WHAT YOU ARE ASKED TO DO ▸
Retype each entry below, keeping every character the same.

Stored entries
+-------+
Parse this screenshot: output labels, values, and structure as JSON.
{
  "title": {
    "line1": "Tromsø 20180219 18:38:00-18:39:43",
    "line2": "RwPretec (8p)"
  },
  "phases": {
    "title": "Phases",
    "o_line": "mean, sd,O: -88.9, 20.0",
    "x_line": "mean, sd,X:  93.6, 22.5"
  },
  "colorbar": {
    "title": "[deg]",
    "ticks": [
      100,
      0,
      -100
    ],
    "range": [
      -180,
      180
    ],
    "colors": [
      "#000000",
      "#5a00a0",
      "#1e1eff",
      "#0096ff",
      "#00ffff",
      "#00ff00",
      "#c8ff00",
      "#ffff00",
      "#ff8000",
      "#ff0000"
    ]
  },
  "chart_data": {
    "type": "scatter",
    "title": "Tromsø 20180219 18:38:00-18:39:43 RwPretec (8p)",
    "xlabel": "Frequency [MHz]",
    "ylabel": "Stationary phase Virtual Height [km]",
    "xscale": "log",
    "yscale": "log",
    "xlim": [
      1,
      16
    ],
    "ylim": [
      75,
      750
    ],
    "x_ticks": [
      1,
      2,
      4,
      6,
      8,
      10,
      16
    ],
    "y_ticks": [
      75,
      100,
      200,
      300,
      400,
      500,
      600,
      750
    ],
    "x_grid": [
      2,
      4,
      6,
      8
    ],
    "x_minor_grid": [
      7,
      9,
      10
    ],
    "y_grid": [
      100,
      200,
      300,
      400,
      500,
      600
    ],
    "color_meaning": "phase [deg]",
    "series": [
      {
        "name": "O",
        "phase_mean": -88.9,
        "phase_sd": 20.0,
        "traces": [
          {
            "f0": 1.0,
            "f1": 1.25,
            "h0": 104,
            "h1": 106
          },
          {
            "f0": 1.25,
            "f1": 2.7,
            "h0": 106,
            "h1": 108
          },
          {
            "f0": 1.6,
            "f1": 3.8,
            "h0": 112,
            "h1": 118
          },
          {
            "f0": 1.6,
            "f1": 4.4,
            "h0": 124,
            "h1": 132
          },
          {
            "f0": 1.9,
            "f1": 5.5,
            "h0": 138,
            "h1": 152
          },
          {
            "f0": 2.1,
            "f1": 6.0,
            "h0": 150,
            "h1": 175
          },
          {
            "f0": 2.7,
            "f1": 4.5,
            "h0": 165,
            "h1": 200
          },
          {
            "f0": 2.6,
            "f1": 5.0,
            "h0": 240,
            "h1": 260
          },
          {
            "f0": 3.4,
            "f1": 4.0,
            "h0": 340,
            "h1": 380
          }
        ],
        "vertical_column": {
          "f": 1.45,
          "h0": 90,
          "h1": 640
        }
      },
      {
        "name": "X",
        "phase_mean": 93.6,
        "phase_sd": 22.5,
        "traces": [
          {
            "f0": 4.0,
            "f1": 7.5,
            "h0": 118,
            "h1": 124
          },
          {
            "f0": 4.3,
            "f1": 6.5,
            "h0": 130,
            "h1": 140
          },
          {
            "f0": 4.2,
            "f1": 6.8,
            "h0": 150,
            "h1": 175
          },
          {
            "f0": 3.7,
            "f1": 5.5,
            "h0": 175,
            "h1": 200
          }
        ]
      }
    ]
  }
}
+-------+
TASK RESULT ▸
Parse this screenshot: output labels, values, and structure as JSON.
{
  "title": {
    "line1": "Tromsø 20180219 18:38:00-18:39:43",
    "line2": "RwPretec (8p)"
  },
  "phases": {
    "title": "Phases",
    "o_line": "mean, sd,O: -88.9, 20.0",
    "x_line": "mean, sd,X:  93.6, 22.5"
  },
  "colorbar": {
    "title": "[deg]",
    "ticks": [
      100,
      0,
      -100
    ],
    "range": [
      -180,
      180
    ],
    "colors": [
      "#000000",
      "#5a00a0",
      "#1e1eff",
      "#0096ff",
      "#00ffff",
      "#00ff00",
      "#c8ff00",
      "#ffff00",
      "#ff8000",
      "#ff0000"
    ]
  },
  "chart_data": {
    "type": "scatter",
    "title": "Tromsø 20180219 18:38:00-18:39:43 RwPretec (8p)",
    "xlabel": "Frequency [MHz]",
    "ylabel": "Stationary phase Virtual Height [km]",
    "xscale": "log",
    "yscale": "log",
    "xlim": [
      1,
      16
    ],
    "ylim": [
      75,
      750
    ],
    "x_ticks": [
      1,
      2,
      4,
      6,
      8,
      10,
      16
    ],
    "y_ticks": [
      75,
      100,
      200,
      300,
      400,
      500,
      600,
      750
    ],
    "x_grid": [
      2,
      4,
      6,
      8
    ],
    "x_minor_grid": [
      7,
      9,
      10
    ],
    "y_grid": [
      100,
      200,
      300,
      400,
      500,
      600
    ],
    "color_meaning": "phase [deg]",
    "series": [
      {
        "name": "O",
        "phase_mean": -88.9,
        "phase_sd": 20.0,
        "traces": [
          {
            "f0": 1.0,
            "f1": 1.25,
            "h0": 104,
            "h1": 106
          },
          {
            "f0": 1.25,
            "f1": 2.7,
            "h0": 106,
            "h1": 108
          },
          {
            "f0": 1.6,
            "f1": 3.8,
            "h0": 112,
            "h1": 118
          },
          {
            "f0": 1.6,
            "f1": 4.4,
            "h0": 124,
            "h1": 132
          },
          {
            "f0": 1.9,
            "f1": 5.5,
            "h0": 138,
            "h1": 152
          },
          {
            "f0": 2.1,
            "f1": 6.0,
            "h0": 150,
            "h1": 175
          },
          {
            "f0": 2.7,
            "f1": 4.5,
            "h0": 165,
            "h1": 200
          },
          {
            "f0": 2.6,
            "f1": 5.0,
            "h0": 240,
            "h1": 260
          },
          {
            "f0": 3.4,
            "f1": 4.0,
            "h0": 340,
            "h1": 380
          }
        ],
        "vertical_column": {
          "f": 1.45,
          "h0": 90,
          "h1": 640
        }
      },
      {
        "name": "X",
        "phase_mean": 93.6,
        "phase_sd": 22.5,
        "traces": [
          {
            "f0": 4.0,
            "f1": 7.5,
            "h0": 118,
            "h1": 124
          },
          {
            "f0": 4.3,
            "f1": 6.5,
            "h0": 130,
            "h1": 140
          },
          {
            "f0": 4.2,
            "f1": 6.8,
            "h0": 150,
            "h1": 175
          },
          {
            "f0": 3.7,
            "f1": 5.5,
            "h0": 175,
            "h1": 200
          }
        ]
      }
    ]
  }
}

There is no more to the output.